* [What is needed]: Of all the lines here, how many include the string "subtitle"? Answer with the number only.

(Stored data)
####

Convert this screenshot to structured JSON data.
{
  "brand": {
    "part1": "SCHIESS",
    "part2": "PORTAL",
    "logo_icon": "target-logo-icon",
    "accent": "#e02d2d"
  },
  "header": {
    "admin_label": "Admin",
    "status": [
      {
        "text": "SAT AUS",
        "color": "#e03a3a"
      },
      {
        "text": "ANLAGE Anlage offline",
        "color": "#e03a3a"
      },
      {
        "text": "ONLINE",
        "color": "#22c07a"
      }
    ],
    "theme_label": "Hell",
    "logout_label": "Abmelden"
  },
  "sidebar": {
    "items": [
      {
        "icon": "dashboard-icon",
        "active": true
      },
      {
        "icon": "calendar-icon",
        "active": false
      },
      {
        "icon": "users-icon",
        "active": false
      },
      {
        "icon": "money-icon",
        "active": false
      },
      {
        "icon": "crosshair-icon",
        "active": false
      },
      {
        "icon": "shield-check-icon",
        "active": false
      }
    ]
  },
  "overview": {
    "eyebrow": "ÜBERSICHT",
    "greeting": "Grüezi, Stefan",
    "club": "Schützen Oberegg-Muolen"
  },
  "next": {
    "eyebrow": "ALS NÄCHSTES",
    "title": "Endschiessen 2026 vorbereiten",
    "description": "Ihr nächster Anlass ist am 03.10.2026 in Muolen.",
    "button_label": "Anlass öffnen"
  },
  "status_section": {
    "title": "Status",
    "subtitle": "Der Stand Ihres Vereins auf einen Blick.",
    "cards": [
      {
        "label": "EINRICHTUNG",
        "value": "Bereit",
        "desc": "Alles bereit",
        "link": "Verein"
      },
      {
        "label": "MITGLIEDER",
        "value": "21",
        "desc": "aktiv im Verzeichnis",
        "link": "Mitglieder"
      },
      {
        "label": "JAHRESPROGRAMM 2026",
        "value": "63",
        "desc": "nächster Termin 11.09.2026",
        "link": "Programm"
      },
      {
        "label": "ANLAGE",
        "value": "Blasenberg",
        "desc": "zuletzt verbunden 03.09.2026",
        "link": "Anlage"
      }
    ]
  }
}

####

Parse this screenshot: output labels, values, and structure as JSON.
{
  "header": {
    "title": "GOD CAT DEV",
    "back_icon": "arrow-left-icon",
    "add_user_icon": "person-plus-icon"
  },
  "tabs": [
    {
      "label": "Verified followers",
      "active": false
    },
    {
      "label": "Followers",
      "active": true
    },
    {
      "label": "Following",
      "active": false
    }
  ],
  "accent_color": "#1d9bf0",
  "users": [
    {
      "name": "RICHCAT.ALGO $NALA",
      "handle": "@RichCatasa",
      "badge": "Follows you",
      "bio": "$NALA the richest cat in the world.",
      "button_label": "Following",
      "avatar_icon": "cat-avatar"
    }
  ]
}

####

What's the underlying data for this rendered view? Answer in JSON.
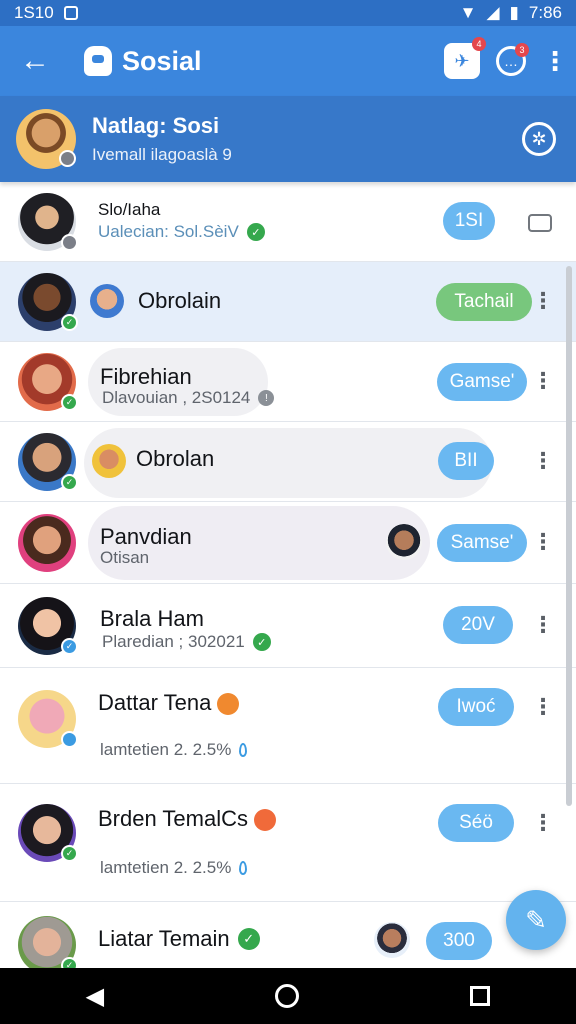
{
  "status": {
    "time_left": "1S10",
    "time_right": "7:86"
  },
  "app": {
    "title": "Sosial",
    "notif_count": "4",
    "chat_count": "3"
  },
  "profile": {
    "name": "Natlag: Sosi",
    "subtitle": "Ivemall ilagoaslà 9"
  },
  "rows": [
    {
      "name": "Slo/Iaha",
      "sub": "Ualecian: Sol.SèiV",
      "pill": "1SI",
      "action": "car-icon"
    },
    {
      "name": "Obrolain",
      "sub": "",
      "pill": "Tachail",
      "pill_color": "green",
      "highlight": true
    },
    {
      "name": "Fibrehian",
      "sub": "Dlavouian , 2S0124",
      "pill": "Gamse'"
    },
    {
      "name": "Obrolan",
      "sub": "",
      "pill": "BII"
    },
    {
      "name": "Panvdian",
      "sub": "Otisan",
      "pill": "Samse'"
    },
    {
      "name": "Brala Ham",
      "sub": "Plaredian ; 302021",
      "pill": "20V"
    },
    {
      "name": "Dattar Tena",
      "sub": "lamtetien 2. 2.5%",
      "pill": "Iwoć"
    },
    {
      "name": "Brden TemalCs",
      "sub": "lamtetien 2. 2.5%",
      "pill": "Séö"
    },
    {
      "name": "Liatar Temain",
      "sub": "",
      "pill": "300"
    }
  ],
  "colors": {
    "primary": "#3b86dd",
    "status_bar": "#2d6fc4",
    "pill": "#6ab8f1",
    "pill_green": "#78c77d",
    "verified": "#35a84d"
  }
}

####

* [Response to this exercise]: 2